- TO BE DONE: Retype the listing that follows, exactly as written.

***** DATA FOR THIS EXERCISE *****

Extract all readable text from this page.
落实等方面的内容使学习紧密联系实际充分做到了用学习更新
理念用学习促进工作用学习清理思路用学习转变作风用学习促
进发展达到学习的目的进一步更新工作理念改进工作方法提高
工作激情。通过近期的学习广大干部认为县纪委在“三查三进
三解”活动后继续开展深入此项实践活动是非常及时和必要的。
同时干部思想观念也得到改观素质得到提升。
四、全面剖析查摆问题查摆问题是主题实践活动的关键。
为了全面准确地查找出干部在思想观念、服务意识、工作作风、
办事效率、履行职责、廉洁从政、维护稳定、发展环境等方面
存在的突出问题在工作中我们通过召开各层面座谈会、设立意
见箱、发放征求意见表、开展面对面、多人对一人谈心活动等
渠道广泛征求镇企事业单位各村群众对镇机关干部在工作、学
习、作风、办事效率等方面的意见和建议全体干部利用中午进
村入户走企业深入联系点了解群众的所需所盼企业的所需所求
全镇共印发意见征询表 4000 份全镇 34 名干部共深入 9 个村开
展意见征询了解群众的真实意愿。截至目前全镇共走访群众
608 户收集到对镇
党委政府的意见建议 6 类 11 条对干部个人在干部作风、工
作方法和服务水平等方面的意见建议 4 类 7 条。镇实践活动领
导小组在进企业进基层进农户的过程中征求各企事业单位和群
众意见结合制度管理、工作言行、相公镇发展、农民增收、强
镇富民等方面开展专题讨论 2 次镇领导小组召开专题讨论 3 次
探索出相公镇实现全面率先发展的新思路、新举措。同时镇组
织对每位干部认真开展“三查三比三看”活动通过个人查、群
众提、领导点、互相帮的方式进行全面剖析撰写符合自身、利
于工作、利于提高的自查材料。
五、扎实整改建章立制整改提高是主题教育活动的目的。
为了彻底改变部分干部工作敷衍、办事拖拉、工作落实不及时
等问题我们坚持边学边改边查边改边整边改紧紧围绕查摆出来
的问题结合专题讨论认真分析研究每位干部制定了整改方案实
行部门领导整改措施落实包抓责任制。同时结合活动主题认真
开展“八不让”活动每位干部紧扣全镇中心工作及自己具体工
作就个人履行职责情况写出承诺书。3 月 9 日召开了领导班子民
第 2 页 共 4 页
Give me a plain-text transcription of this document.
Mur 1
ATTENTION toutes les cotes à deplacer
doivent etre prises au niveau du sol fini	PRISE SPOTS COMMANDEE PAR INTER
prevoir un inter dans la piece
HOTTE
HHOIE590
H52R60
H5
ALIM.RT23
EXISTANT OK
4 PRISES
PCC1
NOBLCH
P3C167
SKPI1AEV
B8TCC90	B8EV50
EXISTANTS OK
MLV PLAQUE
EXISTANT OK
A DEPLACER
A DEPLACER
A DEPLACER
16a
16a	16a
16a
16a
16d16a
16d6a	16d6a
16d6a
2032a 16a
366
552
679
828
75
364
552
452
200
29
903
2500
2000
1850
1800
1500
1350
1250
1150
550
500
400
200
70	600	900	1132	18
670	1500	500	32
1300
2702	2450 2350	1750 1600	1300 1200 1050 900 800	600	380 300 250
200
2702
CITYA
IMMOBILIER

*****

- COMPLETE RESPONSE:
Extract all readable text from this page.
落实等方面的内容使学习紧密联系实际充分做到了用学习更新
理念用学习促进工作用学习清理思路用学习转变作风用学习促
进发展达到学习的目的进一步更新工作理念改进工作方法提高
工作激情。通过近期的学习广大干部认为县纪委在“三查三进
三解”活动后继续开展深入此项实践活动是非常及时和必要的。
同时干部思想观念也得到改观素质得到提升。
四、全面剖析查摆问题查摆问题是主题实践活动的关键。
为了全面准确地查找出干部在思想观念、服务意识、工作作风、
办事效率、履行职责、廉洁从政、维护稳定、发展环境等方面
存在的突出问题在工作中我们通过召开各层面座谈会、设立意
见箱、发放征求意见表、开展面对面、多人对一人谈心活动等
渠道广泛征求镇企事业单位各村群众对镇机关干部在工作、学
习、作风、办事效率等方面的意见和建议全体干部利用中午进
村入户走企业深入联系点了解群众的所需所盼企业的所需所求
全镇共印发意见征询表 4000 份全镇 34 名干部共深入 9 个村开
展意见征询了解群众的真实意愿。截至目前全镇共走访群众
608 户收集到对镇
党委政府的意见建议 6 类 11 条对干部个人在干部作风、工
作方法和服务水平等方面的意见建议 4 类 7 条。镇实践活动领
导小组在进企业进基层进农户的过程中征求各企事业单位和群
众意见结合制度管理、工作言行、相公镇发展、农民增收、强
镇富民等方面开展专题讨论 2 次镇领导小组召开专题讨论 3 次
探索出相公镇实现全面率先发展的新思路、新举措。同时镇组
织对每位干部认真开展“三查三比三看”活动通过个人查、群
众提、领导点、互相帮的方式进行全面剖析撰写符合自身、利
于工作、利于提高的自查材料。
五、扎实整改建章立制整改提高是主题教育活动的目的。
为了彻底改变部分干部工作敷衍、办事拖拉、工作落实不及时
等问题我们坚持边学边改边查边改边整边改紧紧围绕查摆出来
的问题结合专题讨论认真分析研究每位干部制定了整改方案实
行部门领导整改措施落实包抓责任制。同时结合活动主题认真
开展“八不让”活动每位干部紧扣全镇中心工作及自己具体工
作就个人履行职责情况写出承诺书。3 月 9 日召开了领导班子民
第 2 页 共 4 页
Give me a plain-text transcription of this document.
Mur 1
ATTENTION toutes les cotes à deplacer
doivent etre prises au niveau du sol fini	PRISE SPOTS COMMANDEE PAR INTER
prevoir un inter dans la piece
HOTTE
HHOIE590
H52R60
H5
ALIM.RT23
EXISTANT OK
4 PRISES
PCC1
NOBLCH
P3C167
SKPI1AEV
B8TCC90	B8EV50
EXISTANTS OK
MLV PLAQUE
EXISTANT OK
A DEPLACER
A DEPLACER
A DEPLACER
16a
16a	16a
16a
16a
16d16a
16d6a	16d6a
16d6a
2032a 16a
366
552
679
828
75
364
552
452
200
29
903
2500
2000
1850
1800
1500
1350
1250
1150
550
500
400
200
70	600	900	1132	18
670	1500	500	32
1300
2702	2450 2350	1750 1600	1300 1200 1050 900 800	600	380 300 250
200
2702
CITYA
IMMOBILIER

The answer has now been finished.